-- BEGIN Provided information --
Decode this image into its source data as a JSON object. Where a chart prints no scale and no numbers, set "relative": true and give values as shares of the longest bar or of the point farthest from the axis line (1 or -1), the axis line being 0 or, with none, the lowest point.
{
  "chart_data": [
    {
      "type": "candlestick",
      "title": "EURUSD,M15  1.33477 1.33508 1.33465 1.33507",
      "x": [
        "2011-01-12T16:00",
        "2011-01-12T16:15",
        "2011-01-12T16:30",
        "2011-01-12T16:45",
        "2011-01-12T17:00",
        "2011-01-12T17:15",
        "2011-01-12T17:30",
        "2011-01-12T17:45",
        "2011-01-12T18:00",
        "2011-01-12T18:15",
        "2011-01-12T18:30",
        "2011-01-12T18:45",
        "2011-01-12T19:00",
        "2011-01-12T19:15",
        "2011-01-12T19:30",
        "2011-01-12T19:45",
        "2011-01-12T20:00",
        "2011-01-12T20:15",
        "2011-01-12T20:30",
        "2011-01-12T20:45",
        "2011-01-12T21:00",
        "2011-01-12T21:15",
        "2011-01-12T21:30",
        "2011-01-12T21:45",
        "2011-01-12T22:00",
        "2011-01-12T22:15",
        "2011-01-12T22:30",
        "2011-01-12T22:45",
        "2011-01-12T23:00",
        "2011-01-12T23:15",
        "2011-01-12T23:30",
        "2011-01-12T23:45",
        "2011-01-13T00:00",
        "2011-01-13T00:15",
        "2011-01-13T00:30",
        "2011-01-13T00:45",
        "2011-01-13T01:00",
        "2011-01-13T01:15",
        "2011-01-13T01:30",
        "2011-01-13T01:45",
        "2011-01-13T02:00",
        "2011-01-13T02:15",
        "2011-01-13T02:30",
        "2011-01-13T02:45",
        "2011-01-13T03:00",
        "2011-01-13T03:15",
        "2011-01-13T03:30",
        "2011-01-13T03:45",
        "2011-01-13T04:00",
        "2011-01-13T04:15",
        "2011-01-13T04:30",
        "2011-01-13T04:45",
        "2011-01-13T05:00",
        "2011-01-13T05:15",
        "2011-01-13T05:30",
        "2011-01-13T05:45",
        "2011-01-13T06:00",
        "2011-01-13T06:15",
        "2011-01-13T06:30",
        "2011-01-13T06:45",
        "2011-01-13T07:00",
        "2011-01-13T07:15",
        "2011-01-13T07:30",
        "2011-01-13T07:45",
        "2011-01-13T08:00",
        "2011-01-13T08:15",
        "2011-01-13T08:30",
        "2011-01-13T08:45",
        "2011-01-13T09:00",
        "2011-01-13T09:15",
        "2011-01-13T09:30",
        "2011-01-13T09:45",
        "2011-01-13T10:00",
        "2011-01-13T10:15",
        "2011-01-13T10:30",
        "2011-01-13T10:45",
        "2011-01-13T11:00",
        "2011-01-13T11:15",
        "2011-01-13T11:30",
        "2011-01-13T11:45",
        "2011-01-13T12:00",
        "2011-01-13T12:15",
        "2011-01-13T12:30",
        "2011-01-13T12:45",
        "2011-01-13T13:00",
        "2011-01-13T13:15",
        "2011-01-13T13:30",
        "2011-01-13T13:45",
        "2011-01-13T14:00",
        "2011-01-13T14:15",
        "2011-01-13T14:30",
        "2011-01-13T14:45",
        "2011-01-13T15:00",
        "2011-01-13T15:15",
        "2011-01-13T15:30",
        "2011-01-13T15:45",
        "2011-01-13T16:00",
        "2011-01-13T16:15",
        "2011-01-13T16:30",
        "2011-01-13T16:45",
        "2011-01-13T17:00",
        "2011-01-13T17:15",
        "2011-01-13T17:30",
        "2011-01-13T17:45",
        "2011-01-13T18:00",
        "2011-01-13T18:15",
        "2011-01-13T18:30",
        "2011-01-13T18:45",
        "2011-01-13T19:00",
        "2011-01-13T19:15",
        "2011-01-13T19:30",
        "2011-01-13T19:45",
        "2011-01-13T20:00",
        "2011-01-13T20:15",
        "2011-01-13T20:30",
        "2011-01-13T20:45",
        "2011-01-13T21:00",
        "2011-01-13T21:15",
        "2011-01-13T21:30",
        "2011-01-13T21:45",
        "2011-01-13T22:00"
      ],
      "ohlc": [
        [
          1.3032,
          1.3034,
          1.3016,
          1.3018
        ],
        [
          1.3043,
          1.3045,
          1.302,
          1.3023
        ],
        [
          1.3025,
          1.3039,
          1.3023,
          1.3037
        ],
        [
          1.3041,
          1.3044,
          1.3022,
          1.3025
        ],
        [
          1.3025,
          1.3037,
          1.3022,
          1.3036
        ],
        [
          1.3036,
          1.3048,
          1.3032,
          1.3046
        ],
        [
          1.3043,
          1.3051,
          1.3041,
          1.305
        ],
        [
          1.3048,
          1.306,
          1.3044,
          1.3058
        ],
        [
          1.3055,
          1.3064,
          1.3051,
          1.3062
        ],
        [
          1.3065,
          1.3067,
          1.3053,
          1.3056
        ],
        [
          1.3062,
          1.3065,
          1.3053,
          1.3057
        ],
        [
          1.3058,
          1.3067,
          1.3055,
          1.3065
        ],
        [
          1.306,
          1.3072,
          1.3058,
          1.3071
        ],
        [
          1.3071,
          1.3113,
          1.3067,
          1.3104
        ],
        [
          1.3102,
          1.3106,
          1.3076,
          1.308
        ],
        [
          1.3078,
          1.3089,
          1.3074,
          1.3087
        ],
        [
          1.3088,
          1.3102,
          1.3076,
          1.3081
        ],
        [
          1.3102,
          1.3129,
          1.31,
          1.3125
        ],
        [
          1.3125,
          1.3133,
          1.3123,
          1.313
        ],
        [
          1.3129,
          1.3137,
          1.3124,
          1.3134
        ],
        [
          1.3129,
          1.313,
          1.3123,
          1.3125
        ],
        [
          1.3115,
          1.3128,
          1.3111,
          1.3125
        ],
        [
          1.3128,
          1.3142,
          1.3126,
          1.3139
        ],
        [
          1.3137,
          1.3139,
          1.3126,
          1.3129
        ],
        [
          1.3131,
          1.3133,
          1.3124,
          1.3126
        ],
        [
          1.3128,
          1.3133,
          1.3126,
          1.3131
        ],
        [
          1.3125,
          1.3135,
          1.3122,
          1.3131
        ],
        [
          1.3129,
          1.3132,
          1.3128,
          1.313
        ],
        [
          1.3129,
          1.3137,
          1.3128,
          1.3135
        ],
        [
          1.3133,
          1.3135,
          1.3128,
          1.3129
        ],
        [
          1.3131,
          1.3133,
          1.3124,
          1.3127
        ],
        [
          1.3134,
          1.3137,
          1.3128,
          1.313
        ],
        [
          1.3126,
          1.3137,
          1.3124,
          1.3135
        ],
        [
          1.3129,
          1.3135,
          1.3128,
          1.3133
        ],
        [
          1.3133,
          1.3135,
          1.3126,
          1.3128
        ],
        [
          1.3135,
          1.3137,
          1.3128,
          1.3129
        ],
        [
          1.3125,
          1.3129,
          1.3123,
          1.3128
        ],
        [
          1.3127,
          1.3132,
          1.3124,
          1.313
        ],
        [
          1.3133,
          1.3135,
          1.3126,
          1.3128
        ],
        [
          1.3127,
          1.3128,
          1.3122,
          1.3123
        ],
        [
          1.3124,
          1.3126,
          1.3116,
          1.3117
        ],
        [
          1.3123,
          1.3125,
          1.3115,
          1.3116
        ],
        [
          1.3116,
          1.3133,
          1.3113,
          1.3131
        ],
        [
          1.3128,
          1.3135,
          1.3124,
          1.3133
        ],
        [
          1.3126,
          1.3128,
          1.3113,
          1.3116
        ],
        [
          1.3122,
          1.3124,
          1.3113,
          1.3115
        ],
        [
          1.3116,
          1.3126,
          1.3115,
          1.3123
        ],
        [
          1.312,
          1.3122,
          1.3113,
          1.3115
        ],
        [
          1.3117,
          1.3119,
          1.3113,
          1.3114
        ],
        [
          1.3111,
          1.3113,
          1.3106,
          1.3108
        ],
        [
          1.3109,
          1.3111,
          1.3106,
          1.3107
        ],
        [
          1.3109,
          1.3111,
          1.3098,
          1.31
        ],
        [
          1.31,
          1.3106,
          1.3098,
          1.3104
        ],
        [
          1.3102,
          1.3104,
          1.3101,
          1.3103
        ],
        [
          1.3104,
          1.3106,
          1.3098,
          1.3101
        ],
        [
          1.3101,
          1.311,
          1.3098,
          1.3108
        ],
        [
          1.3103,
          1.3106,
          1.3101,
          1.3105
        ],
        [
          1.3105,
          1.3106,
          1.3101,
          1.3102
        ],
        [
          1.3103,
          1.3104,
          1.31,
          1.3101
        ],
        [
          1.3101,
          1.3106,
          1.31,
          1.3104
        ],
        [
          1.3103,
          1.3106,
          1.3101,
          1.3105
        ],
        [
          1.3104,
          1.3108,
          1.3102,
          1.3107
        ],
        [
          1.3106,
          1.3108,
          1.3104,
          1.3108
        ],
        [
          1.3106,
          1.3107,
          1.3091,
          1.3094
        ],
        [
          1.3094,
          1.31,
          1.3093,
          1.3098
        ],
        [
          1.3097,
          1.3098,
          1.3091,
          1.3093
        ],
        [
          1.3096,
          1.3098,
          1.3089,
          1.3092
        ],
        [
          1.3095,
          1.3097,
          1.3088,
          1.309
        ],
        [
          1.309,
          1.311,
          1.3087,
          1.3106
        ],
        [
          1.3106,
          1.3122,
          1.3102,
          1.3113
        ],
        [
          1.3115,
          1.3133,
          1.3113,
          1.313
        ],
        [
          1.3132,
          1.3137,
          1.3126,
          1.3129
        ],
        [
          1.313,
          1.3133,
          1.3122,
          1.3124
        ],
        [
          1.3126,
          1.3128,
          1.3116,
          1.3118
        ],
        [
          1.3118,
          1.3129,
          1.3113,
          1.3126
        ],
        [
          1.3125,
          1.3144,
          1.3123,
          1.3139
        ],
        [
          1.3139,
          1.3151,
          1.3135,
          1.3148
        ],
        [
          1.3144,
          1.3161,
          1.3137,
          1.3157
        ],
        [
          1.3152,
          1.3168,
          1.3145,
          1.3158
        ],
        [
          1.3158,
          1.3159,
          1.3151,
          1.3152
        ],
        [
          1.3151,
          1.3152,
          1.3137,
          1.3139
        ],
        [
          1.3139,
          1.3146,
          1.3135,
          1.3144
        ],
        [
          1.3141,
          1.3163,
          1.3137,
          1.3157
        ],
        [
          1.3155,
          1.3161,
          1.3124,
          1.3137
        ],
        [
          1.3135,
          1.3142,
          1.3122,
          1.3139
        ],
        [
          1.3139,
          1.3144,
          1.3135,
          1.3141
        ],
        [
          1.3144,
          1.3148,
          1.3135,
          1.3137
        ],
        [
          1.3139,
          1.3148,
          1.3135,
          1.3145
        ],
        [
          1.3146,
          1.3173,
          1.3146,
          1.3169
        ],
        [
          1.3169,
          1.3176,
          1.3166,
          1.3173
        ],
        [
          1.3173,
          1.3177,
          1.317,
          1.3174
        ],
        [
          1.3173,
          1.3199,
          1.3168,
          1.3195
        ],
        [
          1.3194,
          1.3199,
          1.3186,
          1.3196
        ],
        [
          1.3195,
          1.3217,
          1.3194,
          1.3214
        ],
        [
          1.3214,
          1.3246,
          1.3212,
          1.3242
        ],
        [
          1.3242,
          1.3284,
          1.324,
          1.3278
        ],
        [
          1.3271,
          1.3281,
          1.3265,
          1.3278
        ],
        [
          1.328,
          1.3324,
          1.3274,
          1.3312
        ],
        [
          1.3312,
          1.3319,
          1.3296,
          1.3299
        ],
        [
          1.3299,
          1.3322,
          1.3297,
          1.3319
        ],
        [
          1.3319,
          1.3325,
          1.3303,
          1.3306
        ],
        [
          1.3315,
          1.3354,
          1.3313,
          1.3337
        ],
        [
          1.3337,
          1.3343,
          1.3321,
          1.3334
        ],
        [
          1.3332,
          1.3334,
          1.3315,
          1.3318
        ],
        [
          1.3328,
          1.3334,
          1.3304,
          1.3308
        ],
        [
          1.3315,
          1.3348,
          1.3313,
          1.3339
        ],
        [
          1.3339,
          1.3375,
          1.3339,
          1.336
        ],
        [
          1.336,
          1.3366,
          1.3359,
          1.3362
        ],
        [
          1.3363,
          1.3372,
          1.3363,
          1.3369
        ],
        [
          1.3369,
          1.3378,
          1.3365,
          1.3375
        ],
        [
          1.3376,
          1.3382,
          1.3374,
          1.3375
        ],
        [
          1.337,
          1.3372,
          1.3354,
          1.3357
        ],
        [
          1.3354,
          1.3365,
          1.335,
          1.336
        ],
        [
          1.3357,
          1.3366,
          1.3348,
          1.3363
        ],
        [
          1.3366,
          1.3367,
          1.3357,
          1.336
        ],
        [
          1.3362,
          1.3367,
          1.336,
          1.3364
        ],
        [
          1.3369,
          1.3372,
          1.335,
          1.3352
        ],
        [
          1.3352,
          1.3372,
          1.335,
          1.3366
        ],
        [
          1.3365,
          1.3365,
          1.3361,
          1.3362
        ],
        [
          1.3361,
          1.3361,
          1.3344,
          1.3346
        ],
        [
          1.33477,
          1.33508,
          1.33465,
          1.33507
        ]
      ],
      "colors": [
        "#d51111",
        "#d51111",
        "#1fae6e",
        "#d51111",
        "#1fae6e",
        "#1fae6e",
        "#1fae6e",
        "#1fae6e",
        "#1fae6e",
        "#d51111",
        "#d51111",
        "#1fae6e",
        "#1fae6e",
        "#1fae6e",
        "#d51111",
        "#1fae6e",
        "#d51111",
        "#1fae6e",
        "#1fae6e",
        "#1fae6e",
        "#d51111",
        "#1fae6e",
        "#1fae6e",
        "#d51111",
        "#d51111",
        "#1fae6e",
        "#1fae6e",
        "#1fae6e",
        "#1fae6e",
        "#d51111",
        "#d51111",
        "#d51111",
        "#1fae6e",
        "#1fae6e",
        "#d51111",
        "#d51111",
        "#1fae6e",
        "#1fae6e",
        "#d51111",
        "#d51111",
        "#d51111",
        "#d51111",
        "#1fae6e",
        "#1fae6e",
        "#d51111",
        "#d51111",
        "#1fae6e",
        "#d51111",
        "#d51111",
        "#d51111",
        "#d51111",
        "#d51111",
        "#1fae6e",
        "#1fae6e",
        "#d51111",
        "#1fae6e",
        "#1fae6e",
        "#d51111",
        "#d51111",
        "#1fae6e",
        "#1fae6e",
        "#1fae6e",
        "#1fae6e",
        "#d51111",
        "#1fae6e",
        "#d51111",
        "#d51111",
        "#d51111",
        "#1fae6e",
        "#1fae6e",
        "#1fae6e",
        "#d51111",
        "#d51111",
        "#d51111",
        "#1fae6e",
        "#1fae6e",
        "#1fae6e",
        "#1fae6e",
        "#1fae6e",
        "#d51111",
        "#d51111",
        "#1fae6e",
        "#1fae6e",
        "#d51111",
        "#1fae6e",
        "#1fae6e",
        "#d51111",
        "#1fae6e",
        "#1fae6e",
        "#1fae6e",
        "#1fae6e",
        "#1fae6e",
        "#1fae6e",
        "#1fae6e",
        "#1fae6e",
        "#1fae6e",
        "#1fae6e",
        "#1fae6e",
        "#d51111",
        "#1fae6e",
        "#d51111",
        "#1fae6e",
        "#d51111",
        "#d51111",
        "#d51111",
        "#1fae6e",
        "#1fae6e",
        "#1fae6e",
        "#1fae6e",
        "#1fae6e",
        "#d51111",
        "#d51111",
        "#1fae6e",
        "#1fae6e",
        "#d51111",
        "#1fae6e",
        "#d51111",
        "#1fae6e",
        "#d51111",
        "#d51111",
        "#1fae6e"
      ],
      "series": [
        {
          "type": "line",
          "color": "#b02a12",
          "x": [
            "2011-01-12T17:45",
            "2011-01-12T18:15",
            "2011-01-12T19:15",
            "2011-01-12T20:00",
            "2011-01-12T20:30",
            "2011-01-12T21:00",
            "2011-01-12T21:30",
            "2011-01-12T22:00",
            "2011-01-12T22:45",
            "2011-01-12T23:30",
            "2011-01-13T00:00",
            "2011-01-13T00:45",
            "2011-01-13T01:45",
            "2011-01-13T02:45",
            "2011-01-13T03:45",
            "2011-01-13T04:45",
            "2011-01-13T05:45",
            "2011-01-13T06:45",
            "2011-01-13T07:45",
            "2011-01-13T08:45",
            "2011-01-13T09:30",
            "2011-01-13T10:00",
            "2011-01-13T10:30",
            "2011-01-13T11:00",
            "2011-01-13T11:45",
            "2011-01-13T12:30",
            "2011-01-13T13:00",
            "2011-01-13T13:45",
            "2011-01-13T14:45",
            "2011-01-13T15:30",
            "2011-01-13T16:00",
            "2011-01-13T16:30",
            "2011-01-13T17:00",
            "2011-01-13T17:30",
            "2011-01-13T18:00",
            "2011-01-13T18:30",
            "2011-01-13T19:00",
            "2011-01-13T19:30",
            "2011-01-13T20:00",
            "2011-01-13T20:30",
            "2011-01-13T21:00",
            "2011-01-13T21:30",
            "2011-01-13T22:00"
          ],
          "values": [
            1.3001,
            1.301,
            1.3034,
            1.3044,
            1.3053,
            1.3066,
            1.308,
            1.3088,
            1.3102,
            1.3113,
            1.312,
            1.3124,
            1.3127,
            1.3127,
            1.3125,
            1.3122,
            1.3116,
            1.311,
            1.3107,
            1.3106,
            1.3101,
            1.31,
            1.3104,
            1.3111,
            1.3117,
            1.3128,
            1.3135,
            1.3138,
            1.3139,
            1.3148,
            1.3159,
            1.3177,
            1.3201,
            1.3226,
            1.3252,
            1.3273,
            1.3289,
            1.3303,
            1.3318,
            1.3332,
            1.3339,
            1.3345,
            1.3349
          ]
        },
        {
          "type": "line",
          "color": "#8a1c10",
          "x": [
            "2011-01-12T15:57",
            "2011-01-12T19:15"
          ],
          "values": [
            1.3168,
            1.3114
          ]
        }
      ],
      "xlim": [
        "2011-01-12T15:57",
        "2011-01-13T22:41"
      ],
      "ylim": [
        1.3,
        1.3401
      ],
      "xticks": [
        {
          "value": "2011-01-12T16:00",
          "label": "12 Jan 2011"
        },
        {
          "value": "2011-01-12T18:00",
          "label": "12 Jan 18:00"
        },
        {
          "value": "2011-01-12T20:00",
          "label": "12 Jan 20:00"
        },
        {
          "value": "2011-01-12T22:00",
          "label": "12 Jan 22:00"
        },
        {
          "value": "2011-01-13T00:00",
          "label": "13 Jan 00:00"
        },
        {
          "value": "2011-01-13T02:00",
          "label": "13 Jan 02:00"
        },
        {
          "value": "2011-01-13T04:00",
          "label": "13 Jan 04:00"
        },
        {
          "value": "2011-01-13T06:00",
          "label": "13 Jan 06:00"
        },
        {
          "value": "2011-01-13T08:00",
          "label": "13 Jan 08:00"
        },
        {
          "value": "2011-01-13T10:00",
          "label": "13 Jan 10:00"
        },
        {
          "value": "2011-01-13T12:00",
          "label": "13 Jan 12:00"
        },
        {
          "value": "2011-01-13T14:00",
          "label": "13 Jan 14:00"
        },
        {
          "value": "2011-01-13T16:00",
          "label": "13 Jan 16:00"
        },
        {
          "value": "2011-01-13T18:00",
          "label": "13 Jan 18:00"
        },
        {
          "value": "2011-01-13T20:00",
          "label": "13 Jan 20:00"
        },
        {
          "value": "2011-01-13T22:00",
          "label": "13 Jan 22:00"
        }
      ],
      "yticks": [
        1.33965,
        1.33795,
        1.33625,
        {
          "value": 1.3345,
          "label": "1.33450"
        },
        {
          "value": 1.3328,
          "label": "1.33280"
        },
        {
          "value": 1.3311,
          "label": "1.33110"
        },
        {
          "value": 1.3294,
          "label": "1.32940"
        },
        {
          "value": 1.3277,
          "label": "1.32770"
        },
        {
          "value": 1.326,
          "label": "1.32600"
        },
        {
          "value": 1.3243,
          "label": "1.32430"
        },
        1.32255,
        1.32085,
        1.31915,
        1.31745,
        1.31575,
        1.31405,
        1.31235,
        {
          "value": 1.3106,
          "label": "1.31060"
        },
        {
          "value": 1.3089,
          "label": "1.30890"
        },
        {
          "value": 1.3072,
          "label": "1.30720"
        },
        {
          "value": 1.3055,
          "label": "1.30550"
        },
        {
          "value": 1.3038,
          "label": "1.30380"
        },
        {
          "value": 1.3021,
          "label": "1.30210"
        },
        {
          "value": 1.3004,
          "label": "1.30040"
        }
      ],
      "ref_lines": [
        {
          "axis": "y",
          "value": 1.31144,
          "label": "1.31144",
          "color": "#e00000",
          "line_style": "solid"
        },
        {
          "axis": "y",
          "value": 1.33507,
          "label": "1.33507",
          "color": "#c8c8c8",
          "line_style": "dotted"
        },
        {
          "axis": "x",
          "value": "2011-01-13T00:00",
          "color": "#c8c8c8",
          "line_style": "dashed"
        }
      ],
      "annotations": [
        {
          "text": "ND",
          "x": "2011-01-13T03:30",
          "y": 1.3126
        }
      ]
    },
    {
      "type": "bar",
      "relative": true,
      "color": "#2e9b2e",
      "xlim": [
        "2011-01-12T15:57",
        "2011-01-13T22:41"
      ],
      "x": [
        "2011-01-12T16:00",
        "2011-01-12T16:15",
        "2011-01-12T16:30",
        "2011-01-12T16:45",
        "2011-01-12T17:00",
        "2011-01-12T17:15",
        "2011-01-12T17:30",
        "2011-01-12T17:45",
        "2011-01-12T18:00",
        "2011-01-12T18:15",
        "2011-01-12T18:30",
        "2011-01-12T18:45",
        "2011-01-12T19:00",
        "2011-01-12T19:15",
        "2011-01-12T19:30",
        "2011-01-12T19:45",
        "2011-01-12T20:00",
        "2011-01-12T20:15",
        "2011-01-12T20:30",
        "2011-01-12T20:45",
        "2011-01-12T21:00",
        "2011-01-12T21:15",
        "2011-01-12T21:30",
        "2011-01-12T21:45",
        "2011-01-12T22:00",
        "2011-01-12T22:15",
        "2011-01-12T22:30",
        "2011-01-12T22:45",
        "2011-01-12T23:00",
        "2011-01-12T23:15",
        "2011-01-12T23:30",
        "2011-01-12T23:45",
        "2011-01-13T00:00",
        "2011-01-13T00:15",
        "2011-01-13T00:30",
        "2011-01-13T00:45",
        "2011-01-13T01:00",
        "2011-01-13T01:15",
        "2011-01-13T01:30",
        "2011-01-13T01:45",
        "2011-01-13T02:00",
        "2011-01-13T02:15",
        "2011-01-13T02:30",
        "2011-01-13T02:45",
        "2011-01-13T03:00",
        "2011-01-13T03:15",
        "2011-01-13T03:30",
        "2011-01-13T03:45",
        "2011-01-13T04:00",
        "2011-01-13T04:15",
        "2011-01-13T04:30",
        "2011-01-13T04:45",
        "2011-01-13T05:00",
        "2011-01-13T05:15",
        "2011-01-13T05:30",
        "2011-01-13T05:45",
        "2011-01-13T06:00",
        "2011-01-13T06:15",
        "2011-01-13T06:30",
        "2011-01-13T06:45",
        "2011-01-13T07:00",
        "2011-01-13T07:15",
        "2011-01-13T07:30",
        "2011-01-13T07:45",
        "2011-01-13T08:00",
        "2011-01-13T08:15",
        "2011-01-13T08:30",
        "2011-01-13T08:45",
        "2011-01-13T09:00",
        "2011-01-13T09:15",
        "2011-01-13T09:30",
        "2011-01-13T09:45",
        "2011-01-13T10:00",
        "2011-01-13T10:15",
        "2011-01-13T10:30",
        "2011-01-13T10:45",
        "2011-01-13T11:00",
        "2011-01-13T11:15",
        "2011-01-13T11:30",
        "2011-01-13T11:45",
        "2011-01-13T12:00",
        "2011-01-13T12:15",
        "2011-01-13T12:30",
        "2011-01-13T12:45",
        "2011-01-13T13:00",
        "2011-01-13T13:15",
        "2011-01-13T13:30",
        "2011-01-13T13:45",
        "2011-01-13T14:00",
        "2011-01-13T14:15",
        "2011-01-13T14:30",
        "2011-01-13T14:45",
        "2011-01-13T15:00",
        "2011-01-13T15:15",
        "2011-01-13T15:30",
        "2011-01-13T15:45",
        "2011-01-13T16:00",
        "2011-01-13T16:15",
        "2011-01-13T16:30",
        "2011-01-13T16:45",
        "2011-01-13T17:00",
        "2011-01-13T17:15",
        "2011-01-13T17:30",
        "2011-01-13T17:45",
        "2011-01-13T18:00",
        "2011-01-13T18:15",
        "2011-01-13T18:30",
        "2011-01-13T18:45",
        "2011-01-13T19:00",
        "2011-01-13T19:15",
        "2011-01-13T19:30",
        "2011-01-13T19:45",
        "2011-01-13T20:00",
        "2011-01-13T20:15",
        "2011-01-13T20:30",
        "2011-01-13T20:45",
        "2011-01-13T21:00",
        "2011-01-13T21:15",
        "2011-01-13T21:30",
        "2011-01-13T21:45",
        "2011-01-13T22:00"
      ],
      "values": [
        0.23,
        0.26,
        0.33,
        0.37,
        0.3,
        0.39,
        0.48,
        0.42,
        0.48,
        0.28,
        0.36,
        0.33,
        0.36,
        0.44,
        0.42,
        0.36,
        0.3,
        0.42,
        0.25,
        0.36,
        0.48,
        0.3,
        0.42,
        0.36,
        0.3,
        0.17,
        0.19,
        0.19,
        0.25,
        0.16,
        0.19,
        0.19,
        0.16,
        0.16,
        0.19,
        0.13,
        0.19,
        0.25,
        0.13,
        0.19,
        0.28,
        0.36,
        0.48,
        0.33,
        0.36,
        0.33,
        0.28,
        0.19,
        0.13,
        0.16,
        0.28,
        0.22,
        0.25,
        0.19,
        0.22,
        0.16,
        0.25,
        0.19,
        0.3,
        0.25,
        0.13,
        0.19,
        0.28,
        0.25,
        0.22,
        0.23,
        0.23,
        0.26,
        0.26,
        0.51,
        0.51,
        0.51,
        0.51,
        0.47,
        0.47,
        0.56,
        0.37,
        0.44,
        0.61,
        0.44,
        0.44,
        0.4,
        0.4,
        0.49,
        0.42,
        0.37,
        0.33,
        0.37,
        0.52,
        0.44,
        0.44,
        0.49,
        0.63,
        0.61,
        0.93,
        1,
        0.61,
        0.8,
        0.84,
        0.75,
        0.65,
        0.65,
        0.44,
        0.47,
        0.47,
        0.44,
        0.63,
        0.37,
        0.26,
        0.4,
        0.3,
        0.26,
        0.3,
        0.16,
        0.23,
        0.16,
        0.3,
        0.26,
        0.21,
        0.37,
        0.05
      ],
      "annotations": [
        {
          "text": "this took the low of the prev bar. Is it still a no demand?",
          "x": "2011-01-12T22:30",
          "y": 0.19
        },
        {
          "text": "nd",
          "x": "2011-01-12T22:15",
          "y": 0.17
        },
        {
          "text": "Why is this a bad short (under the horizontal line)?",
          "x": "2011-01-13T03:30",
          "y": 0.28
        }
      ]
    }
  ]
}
-- END Provided information --
### [What is being asked]
Provide the number of lines in the data above that contain the string "type", and nothing else.

### [Exercise response]
4